** start **
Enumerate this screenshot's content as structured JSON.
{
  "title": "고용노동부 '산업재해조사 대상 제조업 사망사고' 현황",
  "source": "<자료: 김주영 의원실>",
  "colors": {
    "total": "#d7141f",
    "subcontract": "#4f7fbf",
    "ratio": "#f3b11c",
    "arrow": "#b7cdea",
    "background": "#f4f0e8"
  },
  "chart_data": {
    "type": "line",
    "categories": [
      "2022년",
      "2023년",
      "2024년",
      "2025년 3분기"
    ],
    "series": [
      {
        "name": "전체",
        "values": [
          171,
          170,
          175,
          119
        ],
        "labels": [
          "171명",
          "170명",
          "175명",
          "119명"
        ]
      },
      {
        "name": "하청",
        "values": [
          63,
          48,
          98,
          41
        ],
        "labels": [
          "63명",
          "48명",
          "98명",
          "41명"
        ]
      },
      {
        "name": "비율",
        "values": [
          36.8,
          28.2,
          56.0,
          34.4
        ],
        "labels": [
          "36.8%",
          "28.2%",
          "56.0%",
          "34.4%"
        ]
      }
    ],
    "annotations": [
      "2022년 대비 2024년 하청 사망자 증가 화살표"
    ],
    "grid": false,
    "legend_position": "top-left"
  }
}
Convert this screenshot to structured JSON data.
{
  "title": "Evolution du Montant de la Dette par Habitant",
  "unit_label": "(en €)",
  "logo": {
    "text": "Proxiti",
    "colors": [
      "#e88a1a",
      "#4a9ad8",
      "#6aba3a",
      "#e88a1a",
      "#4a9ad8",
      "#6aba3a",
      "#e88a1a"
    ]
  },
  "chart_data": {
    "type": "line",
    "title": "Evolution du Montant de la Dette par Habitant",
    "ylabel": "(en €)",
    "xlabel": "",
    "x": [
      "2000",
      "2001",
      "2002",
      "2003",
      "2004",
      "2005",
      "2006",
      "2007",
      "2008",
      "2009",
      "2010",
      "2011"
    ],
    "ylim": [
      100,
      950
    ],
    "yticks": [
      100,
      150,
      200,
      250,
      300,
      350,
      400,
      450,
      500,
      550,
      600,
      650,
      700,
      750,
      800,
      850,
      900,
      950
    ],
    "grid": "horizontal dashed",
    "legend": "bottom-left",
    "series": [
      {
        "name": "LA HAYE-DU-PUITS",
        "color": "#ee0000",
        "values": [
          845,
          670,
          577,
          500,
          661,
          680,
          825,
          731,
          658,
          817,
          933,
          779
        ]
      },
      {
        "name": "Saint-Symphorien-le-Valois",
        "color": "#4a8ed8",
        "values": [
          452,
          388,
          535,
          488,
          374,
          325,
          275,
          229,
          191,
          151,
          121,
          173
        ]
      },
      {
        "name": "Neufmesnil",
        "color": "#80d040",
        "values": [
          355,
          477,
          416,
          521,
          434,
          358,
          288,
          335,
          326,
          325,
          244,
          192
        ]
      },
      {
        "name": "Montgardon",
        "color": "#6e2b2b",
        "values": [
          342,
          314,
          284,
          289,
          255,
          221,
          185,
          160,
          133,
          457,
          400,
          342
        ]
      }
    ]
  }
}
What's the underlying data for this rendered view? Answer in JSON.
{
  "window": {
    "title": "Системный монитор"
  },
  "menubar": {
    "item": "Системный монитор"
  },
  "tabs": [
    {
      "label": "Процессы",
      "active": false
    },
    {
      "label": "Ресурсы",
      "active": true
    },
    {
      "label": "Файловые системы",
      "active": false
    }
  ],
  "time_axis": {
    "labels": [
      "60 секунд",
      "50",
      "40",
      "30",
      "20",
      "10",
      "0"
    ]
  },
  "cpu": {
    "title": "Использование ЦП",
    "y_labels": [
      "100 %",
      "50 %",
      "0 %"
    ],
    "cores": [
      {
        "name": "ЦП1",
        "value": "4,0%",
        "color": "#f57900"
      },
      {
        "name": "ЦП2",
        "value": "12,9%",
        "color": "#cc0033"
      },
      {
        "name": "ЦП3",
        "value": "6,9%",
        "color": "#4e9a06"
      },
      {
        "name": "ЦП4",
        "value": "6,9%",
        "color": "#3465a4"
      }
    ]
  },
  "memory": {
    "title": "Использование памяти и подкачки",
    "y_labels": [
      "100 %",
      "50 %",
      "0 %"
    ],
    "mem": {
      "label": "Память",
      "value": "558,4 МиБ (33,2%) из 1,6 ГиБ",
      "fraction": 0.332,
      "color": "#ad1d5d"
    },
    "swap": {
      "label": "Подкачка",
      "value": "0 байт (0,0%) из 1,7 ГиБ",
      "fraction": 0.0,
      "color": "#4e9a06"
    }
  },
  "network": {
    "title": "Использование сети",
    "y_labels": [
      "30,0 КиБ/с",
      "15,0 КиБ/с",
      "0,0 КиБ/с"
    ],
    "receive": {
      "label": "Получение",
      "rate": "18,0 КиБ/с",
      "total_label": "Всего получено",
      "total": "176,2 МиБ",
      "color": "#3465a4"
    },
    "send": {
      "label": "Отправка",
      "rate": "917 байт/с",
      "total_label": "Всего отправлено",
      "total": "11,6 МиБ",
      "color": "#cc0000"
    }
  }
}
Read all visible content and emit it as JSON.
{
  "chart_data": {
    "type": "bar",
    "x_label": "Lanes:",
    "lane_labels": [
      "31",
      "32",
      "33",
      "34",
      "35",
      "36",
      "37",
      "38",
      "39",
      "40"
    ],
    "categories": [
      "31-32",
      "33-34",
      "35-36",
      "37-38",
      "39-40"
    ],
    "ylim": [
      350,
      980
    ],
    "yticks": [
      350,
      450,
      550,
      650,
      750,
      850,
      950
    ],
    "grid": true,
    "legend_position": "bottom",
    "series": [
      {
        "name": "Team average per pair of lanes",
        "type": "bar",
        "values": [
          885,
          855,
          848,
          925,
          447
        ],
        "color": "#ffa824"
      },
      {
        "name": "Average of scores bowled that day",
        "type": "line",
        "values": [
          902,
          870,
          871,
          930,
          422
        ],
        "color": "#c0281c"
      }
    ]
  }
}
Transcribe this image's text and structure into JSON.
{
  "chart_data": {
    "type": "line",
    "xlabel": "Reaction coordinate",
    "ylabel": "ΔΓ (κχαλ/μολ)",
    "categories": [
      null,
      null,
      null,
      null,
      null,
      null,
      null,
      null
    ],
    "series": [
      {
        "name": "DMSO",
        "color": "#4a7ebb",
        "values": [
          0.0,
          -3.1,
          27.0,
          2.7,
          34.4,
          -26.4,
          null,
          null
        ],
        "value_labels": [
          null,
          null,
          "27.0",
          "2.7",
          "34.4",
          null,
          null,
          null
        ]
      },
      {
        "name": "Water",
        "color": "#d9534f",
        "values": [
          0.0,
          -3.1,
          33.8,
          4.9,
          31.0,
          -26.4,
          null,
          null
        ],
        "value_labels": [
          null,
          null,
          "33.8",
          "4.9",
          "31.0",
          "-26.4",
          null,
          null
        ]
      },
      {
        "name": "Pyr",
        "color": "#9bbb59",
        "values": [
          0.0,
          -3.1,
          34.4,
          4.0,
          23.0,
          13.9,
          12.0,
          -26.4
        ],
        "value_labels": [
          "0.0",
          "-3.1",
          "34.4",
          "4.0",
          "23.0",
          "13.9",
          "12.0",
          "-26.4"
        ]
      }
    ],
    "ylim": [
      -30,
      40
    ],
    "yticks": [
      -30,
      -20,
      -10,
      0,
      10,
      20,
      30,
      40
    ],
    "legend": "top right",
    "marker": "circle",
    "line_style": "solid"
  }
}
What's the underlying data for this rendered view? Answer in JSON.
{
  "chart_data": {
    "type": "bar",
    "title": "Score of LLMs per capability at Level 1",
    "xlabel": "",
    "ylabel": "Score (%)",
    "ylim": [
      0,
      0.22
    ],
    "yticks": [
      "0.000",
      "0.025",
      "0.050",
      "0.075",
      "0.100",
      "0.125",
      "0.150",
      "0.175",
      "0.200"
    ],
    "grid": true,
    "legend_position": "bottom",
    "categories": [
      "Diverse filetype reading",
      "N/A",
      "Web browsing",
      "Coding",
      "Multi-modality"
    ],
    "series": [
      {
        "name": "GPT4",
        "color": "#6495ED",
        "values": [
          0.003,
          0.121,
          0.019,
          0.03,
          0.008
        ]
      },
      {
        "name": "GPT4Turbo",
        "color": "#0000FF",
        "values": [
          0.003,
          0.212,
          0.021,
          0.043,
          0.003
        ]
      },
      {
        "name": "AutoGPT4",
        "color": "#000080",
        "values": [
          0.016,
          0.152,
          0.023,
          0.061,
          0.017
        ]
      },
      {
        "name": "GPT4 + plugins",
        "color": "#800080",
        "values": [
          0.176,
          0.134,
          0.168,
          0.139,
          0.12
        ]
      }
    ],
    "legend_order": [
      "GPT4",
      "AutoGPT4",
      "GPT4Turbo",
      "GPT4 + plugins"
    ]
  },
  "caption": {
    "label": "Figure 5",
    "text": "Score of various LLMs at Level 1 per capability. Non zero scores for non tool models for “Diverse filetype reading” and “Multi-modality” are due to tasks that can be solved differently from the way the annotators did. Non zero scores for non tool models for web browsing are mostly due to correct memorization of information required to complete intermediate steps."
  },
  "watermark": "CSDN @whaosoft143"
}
** end **
• **YOUR INSTRUCTIONS**:
List the lines of the entries that include "Evolution".

• **RESULT OF THE TASK**:
  "title": "Evolution du Montant de la Dette par Habitant",
    "title": "Evolution du Montant de la Dette par Habitant",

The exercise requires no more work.